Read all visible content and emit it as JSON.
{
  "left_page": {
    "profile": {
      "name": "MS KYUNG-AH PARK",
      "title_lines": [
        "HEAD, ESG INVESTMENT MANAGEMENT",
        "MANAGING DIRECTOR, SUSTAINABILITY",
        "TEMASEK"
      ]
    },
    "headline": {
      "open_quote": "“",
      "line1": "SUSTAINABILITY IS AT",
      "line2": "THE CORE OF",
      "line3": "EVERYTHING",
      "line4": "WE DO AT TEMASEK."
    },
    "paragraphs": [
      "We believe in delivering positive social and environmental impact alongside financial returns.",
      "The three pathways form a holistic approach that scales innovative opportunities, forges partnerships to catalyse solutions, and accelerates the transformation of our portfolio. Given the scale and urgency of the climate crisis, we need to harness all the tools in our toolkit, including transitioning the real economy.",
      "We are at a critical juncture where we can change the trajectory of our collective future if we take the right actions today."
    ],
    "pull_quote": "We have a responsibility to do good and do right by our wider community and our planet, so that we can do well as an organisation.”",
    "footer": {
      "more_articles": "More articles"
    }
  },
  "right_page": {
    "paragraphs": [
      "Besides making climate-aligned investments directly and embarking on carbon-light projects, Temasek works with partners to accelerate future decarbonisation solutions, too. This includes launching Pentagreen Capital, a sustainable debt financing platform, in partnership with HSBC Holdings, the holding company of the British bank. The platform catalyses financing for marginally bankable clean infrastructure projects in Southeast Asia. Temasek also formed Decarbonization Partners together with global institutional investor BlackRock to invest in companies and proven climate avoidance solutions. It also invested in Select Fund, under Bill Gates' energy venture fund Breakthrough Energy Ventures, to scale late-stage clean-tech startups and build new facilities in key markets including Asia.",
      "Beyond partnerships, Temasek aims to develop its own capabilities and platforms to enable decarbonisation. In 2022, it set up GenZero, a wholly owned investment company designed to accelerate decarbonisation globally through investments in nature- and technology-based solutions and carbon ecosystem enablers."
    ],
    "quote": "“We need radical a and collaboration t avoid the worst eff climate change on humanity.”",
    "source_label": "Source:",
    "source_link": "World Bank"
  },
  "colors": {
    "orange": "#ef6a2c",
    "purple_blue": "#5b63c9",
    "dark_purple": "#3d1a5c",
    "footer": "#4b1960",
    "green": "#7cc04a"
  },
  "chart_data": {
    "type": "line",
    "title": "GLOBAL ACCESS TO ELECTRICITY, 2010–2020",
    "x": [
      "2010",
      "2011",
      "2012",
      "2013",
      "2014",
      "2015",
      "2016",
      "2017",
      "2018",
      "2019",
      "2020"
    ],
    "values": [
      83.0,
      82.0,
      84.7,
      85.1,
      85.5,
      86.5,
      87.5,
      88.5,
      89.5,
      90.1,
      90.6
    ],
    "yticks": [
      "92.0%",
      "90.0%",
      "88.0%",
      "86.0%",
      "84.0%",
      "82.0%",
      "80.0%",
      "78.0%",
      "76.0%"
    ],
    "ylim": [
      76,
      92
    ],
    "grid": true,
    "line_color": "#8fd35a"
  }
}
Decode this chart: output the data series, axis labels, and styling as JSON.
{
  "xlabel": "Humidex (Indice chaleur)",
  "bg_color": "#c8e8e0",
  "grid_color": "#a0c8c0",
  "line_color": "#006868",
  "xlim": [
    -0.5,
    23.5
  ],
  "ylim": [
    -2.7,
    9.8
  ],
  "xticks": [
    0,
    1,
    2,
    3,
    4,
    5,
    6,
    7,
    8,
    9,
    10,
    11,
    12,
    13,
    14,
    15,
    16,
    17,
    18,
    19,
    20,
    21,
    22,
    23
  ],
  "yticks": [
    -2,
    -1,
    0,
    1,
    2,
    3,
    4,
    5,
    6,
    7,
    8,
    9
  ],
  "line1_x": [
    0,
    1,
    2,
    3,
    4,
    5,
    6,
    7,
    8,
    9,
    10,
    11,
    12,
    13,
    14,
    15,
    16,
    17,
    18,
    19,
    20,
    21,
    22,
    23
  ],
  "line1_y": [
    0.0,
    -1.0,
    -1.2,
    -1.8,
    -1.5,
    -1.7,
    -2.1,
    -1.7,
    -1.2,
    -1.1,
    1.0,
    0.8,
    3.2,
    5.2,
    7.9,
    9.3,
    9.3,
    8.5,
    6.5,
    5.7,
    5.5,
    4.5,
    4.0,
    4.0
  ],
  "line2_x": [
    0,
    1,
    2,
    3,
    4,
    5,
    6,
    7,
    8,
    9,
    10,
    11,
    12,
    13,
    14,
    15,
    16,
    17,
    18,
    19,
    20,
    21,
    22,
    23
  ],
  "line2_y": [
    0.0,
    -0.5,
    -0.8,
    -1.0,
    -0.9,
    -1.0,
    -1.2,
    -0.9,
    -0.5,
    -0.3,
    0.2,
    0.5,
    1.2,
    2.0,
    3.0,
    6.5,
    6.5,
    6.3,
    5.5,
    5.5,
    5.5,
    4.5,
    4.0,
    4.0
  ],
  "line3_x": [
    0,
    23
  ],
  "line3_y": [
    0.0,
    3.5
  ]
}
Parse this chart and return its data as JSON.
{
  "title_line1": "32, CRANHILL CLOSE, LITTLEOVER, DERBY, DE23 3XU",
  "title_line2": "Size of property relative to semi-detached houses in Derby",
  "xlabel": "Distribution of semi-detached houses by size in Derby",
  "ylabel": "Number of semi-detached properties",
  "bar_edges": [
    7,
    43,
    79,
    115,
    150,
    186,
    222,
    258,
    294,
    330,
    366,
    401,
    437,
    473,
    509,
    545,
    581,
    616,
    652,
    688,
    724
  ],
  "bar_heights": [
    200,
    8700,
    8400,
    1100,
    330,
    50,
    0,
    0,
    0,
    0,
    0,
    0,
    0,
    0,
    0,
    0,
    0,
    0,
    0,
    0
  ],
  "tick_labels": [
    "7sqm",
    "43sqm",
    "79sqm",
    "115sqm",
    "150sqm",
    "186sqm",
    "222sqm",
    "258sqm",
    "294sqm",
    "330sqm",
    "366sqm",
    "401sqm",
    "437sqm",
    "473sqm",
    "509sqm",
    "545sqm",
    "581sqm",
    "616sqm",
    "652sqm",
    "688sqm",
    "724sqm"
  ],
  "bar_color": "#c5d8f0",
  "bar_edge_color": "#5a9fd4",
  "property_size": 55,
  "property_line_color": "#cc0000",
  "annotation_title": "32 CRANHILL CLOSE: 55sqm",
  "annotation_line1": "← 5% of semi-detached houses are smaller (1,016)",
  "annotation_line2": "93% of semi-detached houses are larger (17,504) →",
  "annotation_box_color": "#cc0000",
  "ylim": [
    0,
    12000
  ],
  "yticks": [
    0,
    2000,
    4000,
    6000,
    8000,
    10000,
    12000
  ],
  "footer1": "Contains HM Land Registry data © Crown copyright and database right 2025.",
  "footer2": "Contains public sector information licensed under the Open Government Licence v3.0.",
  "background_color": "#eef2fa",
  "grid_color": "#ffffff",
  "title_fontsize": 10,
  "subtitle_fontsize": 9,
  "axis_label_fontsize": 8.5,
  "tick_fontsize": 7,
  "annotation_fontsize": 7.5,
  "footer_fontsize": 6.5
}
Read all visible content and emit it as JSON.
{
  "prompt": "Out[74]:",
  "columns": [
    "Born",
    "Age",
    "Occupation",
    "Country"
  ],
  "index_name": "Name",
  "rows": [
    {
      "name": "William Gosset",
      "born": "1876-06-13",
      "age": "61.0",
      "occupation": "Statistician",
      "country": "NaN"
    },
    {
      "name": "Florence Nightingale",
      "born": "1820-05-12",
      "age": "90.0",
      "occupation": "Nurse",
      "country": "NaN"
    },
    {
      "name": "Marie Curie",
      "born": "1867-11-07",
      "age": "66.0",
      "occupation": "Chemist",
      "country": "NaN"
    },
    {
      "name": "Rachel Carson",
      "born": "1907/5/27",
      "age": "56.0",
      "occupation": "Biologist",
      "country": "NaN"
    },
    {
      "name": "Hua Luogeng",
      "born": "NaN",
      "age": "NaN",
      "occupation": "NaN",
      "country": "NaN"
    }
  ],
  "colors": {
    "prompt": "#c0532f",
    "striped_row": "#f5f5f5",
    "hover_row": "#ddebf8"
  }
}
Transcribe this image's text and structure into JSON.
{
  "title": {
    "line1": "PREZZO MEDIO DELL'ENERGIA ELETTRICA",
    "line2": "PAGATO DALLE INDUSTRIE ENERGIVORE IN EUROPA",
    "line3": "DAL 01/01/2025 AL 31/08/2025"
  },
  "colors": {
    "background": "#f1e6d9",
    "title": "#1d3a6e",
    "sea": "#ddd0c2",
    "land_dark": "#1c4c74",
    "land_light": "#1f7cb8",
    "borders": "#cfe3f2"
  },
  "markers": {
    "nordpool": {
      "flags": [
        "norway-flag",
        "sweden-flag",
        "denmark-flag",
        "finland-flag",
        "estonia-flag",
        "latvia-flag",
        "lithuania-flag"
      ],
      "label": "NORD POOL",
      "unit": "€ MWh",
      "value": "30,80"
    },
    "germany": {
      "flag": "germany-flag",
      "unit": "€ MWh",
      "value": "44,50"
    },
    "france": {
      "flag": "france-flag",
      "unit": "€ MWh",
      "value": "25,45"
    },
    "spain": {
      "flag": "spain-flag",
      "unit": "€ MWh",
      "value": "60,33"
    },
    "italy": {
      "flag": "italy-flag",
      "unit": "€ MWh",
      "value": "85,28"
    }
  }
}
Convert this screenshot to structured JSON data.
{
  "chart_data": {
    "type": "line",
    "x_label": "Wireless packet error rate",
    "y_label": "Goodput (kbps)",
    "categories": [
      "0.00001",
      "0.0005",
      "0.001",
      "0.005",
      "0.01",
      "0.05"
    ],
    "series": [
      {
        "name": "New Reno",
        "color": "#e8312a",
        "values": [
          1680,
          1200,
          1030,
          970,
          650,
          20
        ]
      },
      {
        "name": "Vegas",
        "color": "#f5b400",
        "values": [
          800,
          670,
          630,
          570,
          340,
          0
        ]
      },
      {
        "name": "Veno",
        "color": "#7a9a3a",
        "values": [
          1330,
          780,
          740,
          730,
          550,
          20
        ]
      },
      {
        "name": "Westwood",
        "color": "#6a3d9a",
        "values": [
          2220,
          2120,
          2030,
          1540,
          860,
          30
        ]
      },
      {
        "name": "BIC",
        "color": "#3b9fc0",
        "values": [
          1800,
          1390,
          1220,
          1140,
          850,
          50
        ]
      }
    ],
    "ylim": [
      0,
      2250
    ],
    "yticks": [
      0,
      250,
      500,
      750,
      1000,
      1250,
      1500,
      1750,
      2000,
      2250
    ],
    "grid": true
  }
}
◇ ◇ ◇
> **Task statement**
Pick out each line containing the string "series" and copy it.

> **Correct result**
Decode this chart: output the data series, axis labels, and styling as JSON.
    "series": [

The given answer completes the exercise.